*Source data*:
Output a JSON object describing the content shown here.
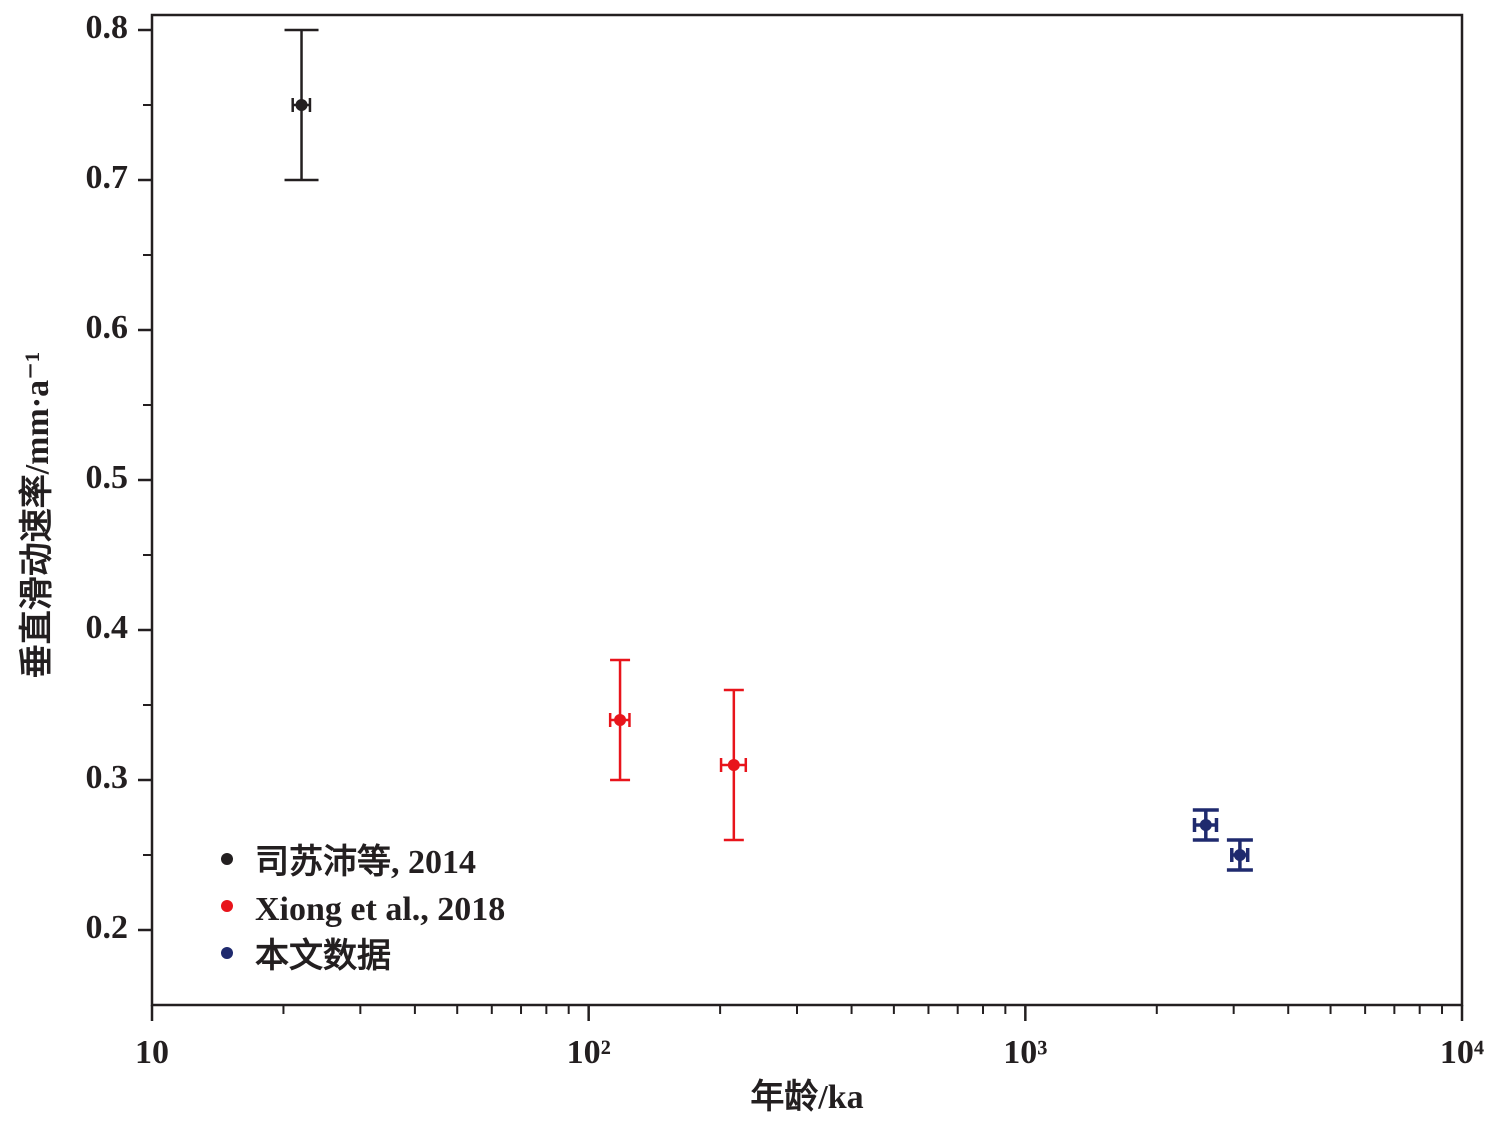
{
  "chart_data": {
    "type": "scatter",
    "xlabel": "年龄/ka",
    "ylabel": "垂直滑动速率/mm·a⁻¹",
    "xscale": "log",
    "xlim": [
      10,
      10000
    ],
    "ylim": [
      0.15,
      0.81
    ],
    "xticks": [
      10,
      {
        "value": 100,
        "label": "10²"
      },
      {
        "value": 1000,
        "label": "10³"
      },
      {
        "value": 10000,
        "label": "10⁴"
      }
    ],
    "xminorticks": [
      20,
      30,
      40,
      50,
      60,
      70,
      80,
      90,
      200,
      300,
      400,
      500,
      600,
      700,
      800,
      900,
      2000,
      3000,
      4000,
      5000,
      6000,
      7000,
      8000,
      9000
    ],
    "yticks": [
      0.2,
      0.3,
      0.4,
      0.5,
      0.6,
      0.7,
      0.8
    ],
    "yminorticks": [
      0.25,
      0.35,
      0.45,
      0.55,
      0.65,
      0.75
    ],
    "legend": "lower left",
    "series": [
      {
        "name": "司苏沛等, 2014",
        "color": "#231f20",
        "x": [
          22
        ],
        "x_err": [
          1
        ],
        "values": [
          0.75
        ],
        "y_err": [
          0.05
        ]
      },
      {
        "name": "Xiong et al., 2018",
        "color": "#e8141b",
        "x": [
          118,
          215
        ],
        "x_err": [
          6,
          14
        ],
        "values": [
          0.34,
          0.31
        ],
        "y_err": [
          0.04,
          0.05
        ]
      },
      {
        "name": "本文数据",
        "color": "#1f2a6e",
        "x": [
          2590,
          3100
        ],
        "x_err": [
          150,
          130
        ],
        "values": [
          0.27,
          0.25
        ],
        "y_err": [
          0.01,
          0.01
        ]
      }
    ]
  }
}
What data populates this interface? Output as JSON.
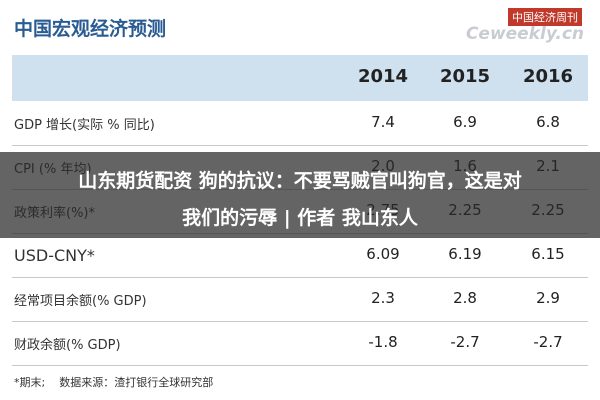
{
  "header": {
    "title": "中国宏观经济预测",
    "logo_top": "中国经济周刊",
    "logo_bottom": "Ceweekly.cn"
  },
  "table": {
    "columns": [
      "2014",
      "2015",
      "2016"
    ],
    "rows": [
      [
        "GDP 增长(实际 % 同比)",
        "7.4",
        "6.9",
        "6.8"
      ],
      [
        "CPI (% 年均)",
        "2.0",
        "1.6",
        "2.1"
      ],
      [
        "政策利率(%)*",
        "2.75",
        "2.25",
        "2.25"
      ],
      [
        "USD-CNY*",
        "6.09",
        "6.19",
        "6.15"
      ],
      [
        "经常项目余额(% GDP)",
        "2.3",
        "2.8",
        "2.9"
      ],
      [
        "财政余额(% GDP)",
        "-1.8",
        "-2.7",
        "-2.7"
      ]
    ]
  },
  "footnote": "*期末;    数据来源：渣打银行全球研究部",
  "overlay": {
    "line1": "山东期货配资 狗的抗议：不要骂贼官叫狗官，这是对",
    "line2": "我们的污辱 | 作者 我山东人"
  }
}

*EXERCISE AIM*:
Repeat all the records above exactly, leaving out any pictures.

*RESPONSE*:
Output a JSON object describing the content shown here.
{
  "chart_data": {
    "type": "scatter",
    "xlabel": "年龄/ka",
    "ylabel": "垂直滑动速率/mm·a⁻¹",
    "xscale": "log",
    "xlim": [
      10,
      10000
    ],
    "ylim": [
      0.15,
      0.81
    ],
    "xticks": [
      10,
      {
        "value": 100,
        "label": "10²"
      },
      {
        "value": 1000,
        "label": "10³"
      },
      {
        "value": 10000,
        "label": "10⁴"
      }
    ],
    "xminorticks": [
      20,
      30,
      40,
      50,
      60,
      70,
      80,
      90,
      200,
      300,
      400,
      500,
      600,
      700,
      800,
      900,
      2000,
      3000,
      4000,
      5000,
      6000,
      7000,
      8000,
      9000
    ],
    "yticks": [
      0.2,
      0.3,
      0.4,
      0.5,
      0.6,
      0.7,
      0.8
    ],
    "yminorticks": [
      0.25,
      0.35,
      0.45,
      0.55,
      0.65,
      0.75
    ],
    "legend": "lower left",
    "series": [
      {
        "name": "司苏沛等, 2014",
        "color": "#231f20",
        "x": [
          22
        ],
        "x_err": [
          1
        ],
        "values": [
          0.75
        ],
        "y_err": [
          0.05
        ]
      },
      {
        "name": "Xiong et al., 2018",
        "color": "#e8141b",
        "x": [
          118,
          215
        ],
        "x_err": [
          6,
          14
        ],
        "values": [
          0.34,
          0.31
        ],
        "y_err": [
          0.04,
          0.05
        ]
      },
      {
        "name": "本文数据",
        "color": "#1f2a6e",
        "x": [
          2590,
          3100
        ],
        "x_err": [
          150,
          130
        ],
        "values": [
          0.27,
          0.25
        ],
        "y_err": [
          0.01,
          0.01
        ]
      }
    ]
  }
}
What data populates this interface? Output as JSON.
{
  "header": {
    "title": "中国宏观经济预测",
    "logo_top": "中国经济周刊",
    "logo_bottom": "Ceweekly.cn"
  },
  "table": {
    "columns": [
      "2014",
      "2015",
      "2016"
    ],
    "rows": [
      [
        "GDP 增长(实际 % 同比)",
        "7.4",
        "6.9",
        "6.8"
      ],
      [
        "CPI (% 年均)",
        "2.0",
        "1.6",
        "2.1"
      ],
      [
        "政策利率(%)*",
        "2.75",
        "2.25",
        "2.25"
      ],
      [
        "USD-CNY*",
        "6.09",
        "6.19",
        "6.15"
      ],
      [
        "经常项目余额(% GDP)",
        "2.3",
        "2.8",
        "2.9"
      ],
      [
        "财政余额(% GDP)",
        "-1.8",
        "-2.7",
        "-2.7"
      ]
    ]
  },
  "footnote": "*期末;    数据来源：渣打银行全球研究部",
  "overlay": {
    "line1": "山东期货配资 狗的抗议：不要骂贼官叫狗官，这是对",
    "line2": "我们的污辱 | 作者 我山东人"
  }
}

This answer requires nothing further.